Written task
Below are entries. Pull out all lines containing "disertakan".

%%

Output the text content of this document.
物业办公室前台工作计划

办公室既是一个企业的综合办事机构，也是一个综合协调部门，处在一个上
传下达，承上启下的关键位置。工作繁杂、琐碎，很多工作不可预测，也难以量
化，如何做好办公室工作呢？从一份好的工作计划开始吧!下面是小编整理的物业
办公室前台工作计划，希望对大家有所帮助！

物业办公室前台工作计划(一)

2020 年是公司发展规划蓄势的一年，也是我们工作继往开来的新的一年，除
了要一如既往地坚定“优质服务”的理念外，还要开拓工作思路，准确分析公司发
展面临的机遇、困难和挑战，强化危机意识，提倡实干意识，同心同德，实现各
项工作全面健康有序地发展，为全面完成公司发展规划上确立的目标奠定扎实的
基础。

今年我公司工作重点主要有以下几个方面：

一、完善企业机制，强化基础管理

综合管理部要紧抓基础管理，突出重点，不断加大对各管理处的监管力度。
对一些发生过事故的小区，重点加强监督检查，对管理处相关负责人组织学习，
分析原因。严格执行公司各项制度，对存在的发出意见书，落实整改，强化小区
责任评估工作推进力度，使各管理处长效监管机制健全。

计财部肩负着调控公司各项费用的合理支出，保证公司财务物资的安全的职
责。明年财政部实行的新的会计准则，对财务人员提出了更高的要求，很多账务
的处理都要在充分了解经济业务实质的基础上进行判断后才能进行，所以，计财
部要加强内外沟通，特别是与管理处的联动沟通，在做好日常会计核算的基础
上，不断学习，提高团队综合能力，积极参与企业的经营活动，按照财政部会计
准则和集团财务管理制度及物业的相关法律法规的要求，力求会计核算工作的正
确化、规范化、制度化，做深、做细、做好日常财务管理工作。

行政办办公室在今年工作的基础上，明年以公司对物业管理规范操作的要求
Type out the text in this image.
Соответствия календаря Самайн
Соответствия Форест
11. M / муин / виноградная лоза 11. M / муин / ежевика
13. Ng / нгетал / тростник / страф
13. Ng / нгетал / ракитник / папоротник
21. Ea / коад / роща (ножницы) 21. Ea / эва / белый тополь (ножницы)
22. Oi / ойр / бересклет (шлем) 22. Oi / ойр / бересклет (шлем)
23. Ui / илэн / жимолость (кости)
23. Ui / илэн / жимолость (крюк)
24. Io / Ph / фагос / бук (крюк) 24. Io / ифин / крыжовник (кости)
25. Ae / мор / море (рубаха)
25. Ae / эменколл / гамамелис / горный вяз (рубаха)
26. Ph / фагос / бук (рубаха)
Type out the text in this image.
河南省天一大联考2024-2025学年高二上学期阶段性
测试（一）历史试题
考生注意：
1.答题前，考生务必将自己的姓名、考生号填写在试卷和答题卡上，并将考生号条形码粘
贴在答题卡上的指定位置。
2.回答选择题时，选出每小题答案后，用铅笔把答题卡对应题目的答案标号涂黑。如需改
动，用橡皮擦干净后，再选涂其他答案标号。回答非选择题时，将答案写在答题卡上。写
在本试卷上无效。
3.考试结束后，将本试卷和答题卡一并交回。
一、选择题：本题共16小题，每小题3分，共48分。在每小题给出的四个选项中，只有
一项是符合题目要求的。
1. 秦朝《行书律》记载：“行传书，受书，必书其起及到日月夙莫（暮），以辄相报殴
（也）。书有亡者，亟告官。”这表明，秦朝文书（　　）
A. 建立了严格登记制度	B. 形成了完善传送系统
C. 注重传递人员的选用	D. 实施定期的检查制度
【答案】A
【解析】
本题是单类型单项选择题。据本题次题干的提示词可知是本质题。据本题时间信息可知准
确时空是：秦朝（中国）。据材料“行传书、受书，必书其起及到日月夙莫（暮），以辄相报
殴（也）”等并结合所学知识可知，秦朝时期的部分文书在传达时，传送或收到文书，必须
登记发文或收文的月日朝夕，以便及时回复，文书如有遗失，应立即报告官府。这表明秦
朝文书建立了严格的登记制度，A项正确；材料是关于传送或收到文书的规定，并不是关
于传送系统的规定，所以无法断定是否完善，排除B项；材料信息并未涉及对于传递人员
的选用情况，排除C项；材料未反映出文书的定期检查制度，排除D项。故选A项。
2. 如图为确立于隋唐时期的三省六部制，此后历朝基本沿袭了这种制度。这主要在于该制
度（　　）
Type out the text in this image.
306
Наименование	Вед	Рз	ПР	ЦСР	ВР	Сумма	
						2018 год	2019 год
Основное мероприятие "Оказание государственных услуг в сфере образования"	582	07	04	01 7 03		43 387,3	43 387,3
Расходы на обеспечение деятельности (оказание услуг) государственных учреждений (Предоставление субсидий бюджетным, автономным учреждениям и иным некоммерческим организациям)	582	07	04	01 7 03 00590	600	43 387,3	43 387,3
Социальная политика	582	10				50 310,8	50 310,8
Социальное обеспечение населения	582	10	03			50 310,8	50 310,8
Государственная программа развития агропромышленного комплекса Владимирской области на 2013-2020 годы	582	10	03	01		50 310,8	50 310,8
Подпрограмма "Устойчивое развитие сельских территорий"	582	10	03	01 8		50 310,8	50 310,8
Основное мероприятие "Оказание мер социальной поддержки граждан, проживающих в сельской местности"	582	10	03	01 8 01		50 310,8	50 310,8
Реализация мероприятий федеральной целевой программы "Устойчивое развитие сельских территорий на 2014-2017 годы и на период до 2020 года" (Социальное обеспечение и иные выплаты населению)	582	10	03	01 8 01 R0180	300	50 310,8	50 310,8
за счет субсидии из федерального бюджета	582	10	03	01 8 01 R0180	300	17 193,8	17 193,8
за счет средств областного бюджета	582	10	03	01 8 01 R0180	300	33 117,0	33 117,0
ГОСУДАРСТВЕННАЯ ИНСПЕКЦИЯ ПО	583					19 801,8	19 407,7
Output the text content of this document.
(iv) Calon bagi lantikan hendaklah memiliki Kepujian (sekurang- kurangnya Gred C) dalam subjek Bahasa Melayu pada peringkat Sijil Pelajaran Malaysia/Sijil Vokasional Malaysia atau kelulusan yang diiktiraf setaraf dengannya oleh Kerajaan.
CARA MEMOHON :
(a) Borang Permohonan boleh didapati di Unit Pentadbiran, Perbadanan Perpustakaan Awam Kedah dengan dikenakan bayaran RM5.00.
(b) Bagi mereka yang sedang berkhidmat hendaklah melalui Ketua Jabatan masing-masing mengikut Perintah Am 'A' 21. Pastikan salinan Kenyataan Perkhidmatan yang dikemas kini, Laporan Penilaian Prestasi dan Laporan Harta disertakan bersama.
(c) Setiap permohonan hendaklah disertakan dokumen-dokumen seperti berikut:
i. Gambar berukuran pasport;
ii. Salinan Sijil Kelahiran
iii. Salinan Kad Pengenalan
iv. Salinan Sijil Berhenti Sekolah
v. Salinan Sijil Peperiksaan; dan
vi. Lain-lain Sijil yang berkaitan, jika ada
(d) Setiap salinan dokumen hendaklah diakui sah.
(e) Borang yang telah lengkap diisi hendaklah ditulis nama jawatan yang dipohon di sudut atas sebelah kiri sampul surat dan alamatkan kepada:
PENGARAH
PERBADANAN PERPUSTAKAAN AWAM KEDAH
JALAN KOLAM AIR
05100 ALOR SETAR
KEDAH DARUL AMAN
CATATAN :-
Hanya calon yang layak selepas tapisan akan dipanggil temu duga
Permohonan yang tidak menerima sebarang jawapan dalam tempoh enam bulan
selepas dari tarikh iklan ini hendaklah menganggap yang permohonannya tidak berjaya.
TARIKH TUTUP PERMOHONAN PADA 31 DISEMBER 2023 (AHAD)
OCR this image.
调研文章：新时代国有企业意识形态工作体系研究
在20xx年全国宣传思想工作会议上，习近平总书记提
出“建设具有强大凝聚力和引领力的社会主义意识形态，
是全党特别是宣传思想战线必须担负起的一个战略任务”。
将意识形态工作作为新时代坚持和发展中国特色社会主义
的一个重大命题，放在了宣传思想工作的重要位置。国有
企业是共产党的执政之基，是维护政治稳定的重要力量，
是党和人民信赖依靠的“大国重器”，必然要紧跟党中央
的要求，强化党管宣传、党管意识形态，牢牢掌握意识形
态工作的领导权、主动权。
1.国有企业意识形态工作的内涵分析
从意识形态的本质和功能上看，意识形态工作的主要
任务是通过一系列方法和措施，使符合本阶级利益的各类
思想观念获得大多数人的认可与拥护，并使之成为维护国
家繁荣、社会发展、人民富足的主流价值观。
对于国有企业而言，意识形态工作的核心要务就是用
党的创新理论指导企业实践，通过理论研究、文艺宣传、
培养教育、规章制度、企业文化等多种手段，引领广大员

%%

Written answer
(b) Bagi mereka yang sedang berkhidmat hendaklah melalui Ketua Jabatan masing-masing mengikut Perintah Am 'A' 21. Pastikan salinan Kenyataan Perkhidmatan yang dikemas kini, Laporan Penilaian Prestasi dan Laporan Harta disertakan bersama.
(c) Setiap permohonan hendaklah disertakan dokumen-dokumen seperti berikut:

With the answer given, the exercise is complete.